___ MATERIAL FOR THE TASK

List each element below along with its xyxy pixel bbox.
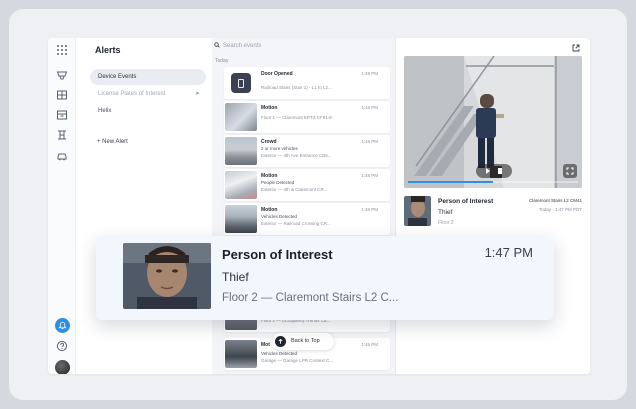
event-title: Motion <box>261 173 278 179</box>
notifications-button[interactable] <box>55 318 70 333</box>
nav-rail <box>48 38 76 374</box>
bell-icon <box>58 321 67 329</box>
door-icon <box>231 73 251 93</box>
alert-location: Floor 2 — Claremont Stairs L2 C... <box>222 292 399 304</box>
search-icon <box>214 42 220 48</box>
alert-popup-card[interactable]: Person of Interest 1:47 PM Thief Floor 2… <box>96 236 554 320</box>
event-location: Floor 1 — Claremont EPTZ CF81-8 <box>261 115 332 120</box>
video-player[interactable] <box>404 56 582 188</box>
sidebar-item-license-plates[interactable]: License Plates of Interest ➤ <box>90 86 206 102</box>
event-time: 1:48 PM <box>361 173 378 178</box>
event-time: 1:48 PM <box>361 105 378 110</box>
play-icon <box>486 168 502 174</box>
sidebar-item-device-events[interactable]: Device Events <box>90 69 206 85</box>
event-thumbnail <box>225 103 257 131</box>
event-title: Door Opened <box>261 71 293 77</box>
arrow-up-icon <box>275 336 286 347</box>
event-thumbnail <box>225 137 257 165</box>
detail-location: Floor 2 <box>438 220 454 226</box>
list-item[interactable]: Motion Vehicles Detected Exterior — Rail… <box>224 203 390 235</box>
event-location: Railroad Stairs (Stair 1) - L1 to L2... <box>261 85 332 90</box>
help-icon[interactable] <box>56 340 68 352</box>
event-title: Mot <box>261 342 270 348</box>
list-item[interactable]: Door Opened Railroad Stairs (Stair 1) - … <box>224 67 390 99</box>
event-title: Motion <box>261 207 278 213</box>
event-location: Garage — Garage LPR Context C... <box>261 358 334 363</box>
user-avatar[interactable] <box>55 360 70 374</box>
alert-subtitle: Thief <box>222 270 249 284</box>
new-alert-button[interactable]: + New Alert <box>97 139 128 145</box>
search-input[interactable]: Search events <box>223 43 261 49</box>
event-thumbnail <box>225 340 257 368</box>
access-control-icon[interactable] <box>56 129 68 141</box>
detail-title: Person of Interest <box>438 198 494 205</box>
event-location: Exterior — 4th Ave Entrance CB5... <box>261 153 332 158</box>
page-title: Alerts <box>95 45 121 55</box>
event-time: 1:48 PM <box>361 207 378 212</box>
list-item[interactable]: Motion People Detected Exterior — 4th & … <box>224 169 390 201</box>
scrub-progress <box>408 181 493 183</box>
alert-title: Person of Interest <box>222 247 333 262</box>
event-thumbnail <box>225 205 257 233</box>
pin-icon: ➤ <box>194 91 200 97</box>
sidebar-item-label: License Plates of Interest <box>98 91 166 97</box>
section-label: Today <box>215 58 229 64</box>
detail-time: Today · 1:47 PM PDT <box>538 207 582 212</box>
archive-icon[interactable] <box>56 109 68 121</box>
event-list: Search events Today Door Opened Railroad… <box>212 38 396 374</box>
app-window: Alerts Device Events License Plates of I… <box>48 38 590 374</box>
funnel-icon[interactable] <box>56 69 68 81</box>
back-to-top-label: Back to Top <box>291 338 320 344</box>
sidebar-item-label: Device Events <box>98 74 137 80</box>
event-subtitle: 2 or more vehicles <box>261 146 298 151</box>
list-item[interactable]: Crowd 2 or more vehicles Exterior — 4th … <box>224 135 390 167</box>
event-title: Crowd <box>261 139 277 145</box>
alerts-sidebar: Alerts Device Events License Plates of I… <box>76 38 212 374</box>
event-subtitle: Vehicles Detected <box>261 214 298 219</box>
event-thumbnail <box>225 171 257 199</box>
alert-time: 1:47 PM <box>484 245 533 260</box>
event-title: Motion <box>261 105 278 111</box>
detail-thumbnail <box>404 196 431 226</box>
playback-controls[interactable] <box>476 164 512 178</box>
share-icon[interactable] <box>572 44 580 52</box>
detail-camera: Claremont Stairs L2 CM41 <box>528 198 582 203</box>
vehicle-icon[interactable] <box>56 150 68 162</box>
grid-icon[interactable] <box>56 44 68 56</box>
search-bar[interactable]: Search events <box>214 42 261 49</box>
fullscreen-icon[interactable] <box>563 164 577 178</box>
alert-face-thumbnail <box>123 243 211 309</box>
event-time: 1:46 PM <box>361 342 378 347</box>
event-time: 1:48 PM <box>361 139 378 144</box>
back-to-top-button[interactable]: Back to Top <box>272 333 334 350</box>
event-time: 1:49 PM <box>361 71 378 76</box>
event-subtitle: People Detected <box>261 180 295 185</box>
detail-subtitle: Thief <box>438 209 453 216</box>
list-item[interactable]: Motion Floor 1 — Claremont EPTZ CF81-8 1… <box>224 101 390 133</box>
event-location: Exterior — 4th & Claremont CR... <box>261 187 328 192</box>
event-thumbnail <box>225 69 257 97</box>
event-location: Exterior — Railroad Crossing CR... <box>261 221 331 226</box>
event-subtitle: Vehicles Detected <box>261 351 298 356</box>
layout-icon[interactable] <box>56 89 68 101</box>
sidebar-item-helix[interactable]: Helix <box>90 103 206 119</box>
sidebar-item-label: Helix <box>98 108 112 114</box>
event-detail-panel: Person of Interest Thief Floor 2 Claremo… <box>396 38 590 374</box>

______

**TASK TO COMPLETE**: Pull out every line of the listing that contains the string "more", matching case exactly.

**TASK RESULT**:
event-subtitle: 2 or more vehicles <box>261 146 298 151</box>
list-item[interactable]: Crowd 2 or more vehicles Exterior — 4th … <box>224 135 390 167</box>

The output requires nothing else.